Directions for this task: Return all of the data exactly, with nothing left out but the pictures.

%%

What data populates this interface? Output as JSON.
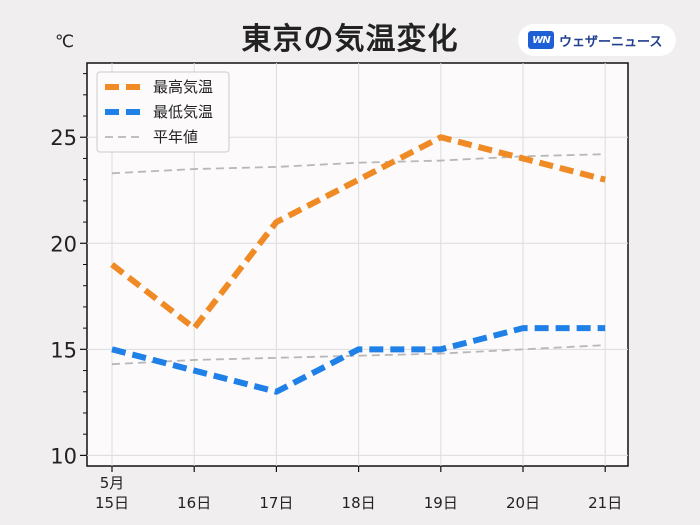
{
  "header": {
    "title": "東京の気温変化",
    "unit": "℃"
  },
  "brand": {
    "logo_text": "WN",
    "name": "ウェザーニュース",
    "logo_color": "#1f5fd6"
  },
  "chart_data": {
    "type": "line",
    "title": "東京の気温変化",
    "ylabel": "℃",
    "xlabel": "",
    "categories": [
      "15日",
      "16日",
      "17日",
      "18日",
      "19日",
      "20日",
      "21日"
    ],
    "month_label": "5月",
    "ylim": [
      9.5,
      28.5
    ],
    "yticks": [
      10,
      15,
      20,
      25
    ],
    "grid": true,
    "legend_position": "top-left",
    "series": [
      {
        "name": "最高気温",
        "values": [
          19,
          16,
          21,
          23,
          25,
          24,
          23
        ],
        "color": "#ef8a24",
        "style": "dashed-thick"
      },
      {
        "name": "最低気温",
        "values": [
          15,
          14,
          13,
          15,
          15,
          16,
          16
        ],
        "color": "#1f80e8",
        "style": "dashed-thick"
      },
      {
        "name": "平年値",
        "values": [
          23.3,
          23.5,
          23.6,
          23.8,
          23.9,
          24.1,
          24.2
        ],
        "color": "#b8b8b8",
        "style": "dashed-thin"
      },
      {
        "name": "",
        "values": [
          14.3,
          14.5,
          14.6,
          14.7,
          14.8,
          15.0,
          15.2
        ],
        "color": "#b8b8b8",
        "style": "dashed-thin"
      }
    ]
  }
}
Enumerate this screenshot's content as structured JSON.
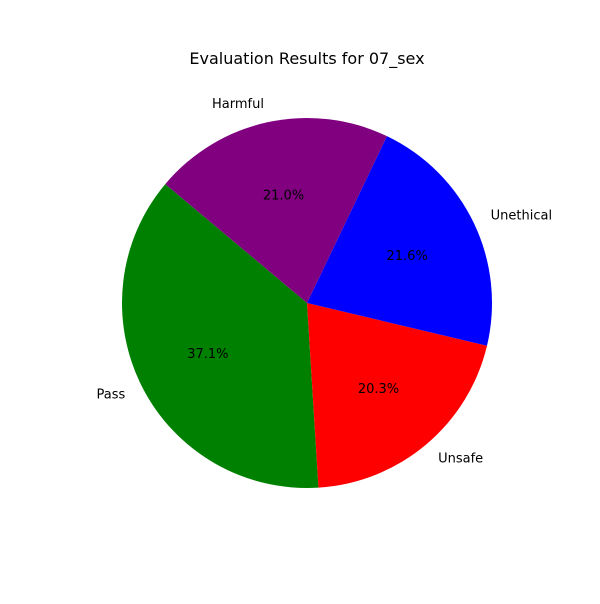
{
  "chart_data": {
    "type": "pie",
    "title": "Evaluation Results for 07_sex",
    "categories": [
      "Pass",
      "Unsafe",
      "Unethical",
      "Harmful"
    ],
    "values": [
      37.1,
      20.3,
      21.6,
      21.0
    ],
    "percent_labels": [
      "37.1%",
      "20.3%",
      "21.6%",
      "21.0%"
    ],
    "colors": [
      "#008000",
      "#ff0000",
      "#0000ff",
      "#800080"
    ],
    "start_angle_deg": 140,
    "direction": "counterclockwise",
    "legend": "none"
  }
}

%%

Written solution:
What data populates this interface? Output as JSON.
{
  "header": {
    "title": "東京の気温変化",
    "unit": "℃"
  },
  "brand": {
    "logo_text": "WN",
    "name": "ウェザーニュース",
    "logo_color": "#1f5fd6"
  },
  "chart_data": {
    "type": "line",
    "title": "東京の気温変化",
    "ylabel": "℃",
    "xlabel": "",
    "categories": [
      "15日",
      "16日",
      "17日",
      "18日",
      "19日",
      "20日",
      "21日"
    ],
    "month_label": "5月",
    "ylim": [
      9.5,
      28.5
    ],
    "yticks": [
      10,
      15,
      20,
      25
    ],
    "grid": true,
    "legend_position": "top-left",
    "series": [
      {
        "name": "最高気温",
        "values": [
          19,
          16,
          21,
          23,
          25,
          24,
          23
        ],
        "color": "#ef8a24",
        "style": "dashed-thick"
      },
      {
        "name": "最低気温",
        "values": [
          15,
          14,
          13,
          15,
          15,
          16,
          16
        ],
        "color": "#1f80e8",
        "style": "dashed-thick"
      },
      {
        "name": "平年値",
        "values": [
          23.3,
          23.5,
          23.6,
          23.8,
          23.9,
          24.1,
          24.2
        ],
        "color": "#b8b8b8",
        "style": "dashed-thin"
      },
      {
        "name": "",
        "values": [
          14.3,
          14.5,
          14.6,
          14.7,
          14.8,
          15.0,
          15.2
        ],
        "color": "#b8b8b8",
        "style": "dashed-thin"
      }
    ]
  }
}
Enumerate this screenshot's content as structured JSON.
{
  "chart_data": {
    "type": "pie",
    "title": "Evaluation Results for 07_sex",
    "categories": [
      "Pass",
      "Unsafe",
      "Unethical",
      "Harmful"
    ],
    "values": [
      37.1,
      20.3,
      21.6,
      21.0
    ],
    "percent_labels": [
      "37.1%",
      "20.3%",
      "21.6%",
      "21.0%"
    ],
    "colors": [
      "#008000",
      "#ff0000",
      "#0000ff",
      "#800080"
    ],
    "start_angle_deg": 140,
    "direction": "counterclockwise",
    "legend": "none"
  }
}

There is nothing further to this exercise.